#### Task details
Locate each line holding the string "SOLIDWORKS" and copy it.

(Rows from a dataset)
⟨

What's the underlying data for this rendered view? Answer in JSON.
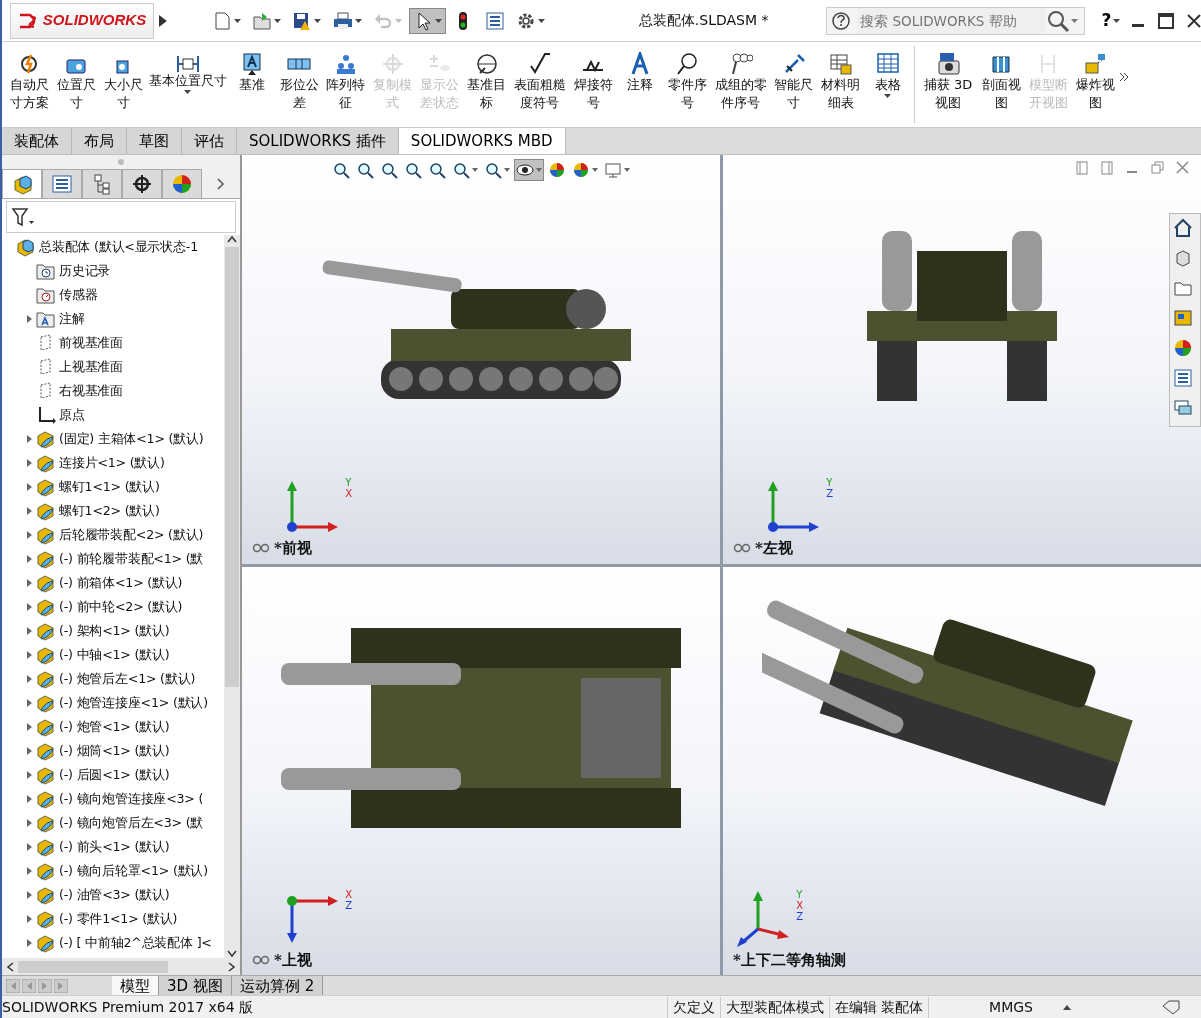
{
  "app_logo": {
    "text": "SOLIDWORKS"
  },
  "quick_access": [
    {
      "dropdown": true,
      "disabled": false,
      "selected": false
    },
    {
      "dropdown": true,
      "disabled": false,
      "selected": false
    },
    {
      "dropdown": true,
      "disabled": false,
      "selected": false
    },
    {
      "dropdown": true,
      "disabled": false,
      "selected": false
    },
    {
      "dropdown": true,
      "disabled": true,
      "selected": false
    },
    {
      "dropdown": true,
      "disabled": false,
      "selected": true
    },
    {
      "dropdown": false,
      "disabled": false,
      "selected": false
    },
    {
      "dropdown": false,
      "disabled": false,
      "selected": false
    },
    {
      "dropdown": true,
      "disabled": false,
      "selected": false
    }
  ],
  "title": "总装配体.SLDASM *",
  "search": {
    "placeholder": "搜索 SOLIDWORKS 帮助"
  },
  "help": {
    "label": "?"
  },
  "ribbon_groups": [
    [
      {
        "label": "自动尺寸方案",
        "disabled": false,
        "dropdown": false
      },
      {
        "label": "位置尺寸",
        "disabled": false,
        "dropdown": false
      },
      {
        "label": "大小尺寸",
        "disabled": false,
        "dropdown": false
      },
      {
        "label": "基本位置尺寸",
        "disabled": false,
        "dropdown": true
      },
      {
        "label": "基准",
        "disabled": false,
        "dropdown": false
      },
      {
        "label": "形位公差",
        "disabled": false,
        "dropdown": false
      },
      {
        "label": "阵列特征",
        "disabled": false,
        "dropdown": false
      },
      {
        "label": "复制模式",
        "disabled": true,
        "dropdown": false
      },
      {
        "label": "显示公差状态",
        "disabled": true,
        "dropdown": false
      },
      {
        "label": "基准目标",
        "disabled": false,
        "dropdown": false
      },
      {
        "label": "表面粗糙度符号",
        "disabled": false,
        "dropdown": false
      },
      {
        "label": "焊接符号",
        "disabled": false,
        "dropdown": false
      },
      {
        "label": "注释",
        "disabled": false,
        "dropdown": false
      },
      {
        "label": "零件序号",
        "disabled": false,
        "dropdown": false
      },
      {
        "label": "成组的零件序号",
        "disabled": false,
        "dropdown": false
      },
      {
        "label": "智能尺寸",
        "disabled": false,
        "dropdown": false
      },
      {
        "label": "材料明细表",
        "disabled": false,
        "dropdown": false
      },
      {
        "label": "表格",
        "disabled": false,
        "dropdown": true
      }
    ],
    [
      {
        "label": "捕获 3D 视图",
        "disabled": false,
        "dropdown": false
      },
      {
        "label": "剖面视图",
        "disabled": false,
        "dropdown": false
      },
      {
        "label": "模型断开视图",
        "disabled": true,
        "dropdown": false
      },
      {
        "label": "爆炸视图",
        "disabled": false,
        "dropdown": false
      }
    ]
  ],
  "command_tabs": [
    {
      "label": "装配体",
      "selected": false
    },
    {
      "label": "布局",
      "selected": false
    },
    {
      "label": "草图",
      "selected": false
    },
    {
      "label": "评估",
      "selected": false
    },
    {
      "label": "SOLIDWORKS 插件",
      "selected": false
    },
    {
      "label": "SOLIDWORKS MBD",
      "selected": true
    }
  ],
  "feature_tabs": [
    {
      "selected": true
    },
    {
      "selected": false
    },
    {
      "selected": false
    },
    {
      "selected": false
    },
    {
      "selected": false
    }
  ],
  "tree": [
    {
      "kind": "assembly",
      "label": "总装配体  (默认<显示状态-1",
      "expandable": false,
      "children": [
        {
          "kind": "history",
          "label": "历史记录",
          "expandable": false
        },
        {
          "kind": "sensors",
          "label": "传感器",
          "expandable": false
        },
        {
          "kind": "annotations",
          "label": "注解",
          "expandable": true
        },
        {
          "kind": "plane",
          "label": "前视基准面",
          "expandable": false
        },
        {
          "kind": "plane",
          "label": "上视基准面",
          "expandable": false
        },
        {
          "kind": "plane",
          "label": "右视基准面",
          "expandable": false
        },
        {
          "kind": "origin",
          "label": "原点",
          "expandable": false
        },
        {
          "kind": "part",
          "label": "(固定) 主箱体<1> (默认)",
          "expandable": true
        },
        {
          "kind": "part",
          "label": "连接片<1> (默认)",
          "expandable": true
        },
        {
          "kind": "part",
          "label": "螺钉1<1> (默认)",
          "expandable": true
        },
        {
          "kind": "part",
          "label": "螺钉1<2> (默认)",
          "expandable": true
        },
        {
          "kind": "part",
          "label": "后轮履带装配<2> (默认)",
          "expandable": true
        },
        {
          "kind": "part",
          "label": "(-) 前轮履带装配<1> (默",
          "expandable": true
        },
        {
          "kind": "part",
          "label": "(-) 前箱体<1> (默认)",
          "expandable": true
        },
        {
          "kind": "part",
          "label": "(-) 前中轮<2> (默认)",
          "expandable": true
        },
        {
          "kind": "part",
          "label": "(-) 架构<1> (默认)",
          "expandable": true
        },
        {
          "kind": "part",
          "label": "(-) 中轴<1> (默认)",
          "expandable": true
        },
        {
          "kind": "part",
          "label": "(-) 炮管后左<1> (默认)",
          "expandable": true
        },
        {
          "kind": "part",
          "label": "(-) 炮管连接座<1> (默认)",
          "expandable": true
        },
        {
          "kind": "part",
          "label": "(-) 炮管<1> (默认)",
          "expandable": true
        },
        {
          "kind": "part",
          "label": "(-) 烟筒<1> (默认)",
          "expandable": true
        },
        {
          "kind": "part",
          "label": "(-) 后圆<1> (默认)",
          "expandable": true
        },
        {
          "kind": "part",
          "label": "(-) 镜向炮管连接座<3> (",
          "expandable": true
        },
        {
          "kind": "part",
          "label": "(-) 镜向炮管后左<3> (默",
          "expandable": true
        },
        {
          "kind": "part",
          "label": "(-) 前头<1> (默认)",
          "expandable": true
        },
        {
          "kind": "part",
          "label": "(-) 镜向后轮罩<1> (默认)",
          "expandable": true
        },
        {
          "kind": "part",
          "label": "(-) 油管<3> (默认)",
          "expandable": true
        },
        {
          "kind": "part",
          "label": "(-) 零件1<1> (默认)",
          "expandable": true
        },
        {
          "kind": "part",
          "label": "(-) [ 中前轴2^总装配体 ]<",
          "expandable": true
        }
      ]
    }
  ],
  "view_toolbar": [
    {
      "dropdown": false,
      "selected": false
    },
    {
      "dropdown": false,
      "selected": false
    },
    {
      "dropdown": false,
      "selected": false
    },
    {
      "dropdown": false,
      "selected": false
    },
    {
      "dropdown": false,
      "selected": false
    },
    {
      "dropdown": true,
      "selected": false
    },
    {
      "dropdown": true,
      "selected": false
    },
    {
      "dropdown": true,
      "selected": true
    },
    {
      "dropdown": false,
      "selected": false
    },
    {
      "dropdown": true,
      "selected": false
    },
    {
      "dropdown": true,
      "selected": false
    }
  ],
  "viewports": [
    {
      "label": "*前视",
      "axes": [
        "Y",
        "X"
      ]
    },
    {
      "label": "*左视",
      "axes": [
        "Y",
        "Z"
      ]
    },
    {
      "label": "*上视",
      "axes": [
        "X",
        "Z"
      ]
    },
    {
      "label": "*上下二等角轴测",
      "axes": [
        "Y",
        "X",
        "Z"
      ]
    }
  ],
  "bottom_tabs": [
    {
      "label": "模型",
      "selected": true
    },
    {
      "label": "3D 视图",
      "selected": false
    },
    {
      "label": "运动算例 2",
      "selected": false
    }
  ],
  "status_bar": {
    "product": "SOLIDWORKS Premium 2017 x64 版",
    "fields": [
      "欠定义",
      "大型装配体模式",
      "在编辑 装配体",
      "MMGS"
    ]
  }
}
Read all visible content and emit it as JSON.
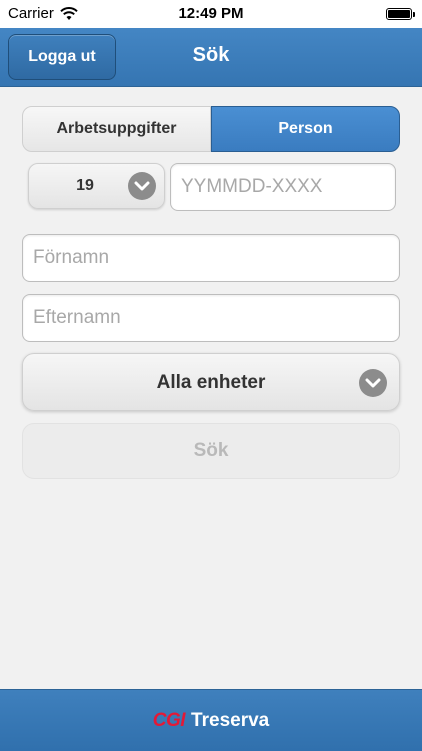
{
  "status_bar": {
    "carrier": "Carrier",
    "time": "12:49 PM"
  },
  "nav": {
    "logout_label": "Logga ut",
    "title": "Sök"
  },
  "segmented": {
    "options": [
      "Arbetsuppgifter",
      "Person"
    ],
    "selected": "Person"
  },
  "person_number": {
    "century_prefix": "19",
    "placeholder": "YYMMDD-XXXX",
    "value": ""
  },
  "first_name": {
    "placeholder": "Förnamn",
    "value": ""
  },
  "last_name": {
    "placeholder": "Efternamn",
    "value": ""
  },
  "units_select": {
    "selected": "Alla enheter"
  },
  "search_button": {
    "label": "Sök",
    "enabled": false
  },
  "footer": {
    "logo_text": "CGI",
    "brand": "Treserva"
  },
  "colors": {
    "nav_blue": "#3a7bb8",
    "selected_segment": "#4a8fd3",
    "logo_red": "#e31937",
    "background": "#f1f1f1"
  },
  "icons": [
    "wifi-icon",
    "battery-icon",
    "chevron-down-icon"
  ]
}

⟩

#### The answer
    "text": "SOLIDWORKS"
    "placeholder": "搜索 SOLIDWORKS 帮助"
      "label": "SOLIDWORKS 插件",
      "label": "SOLIDWORKS MBD",
    "product": "SOLIDWORKS Premium 2017 x64 版",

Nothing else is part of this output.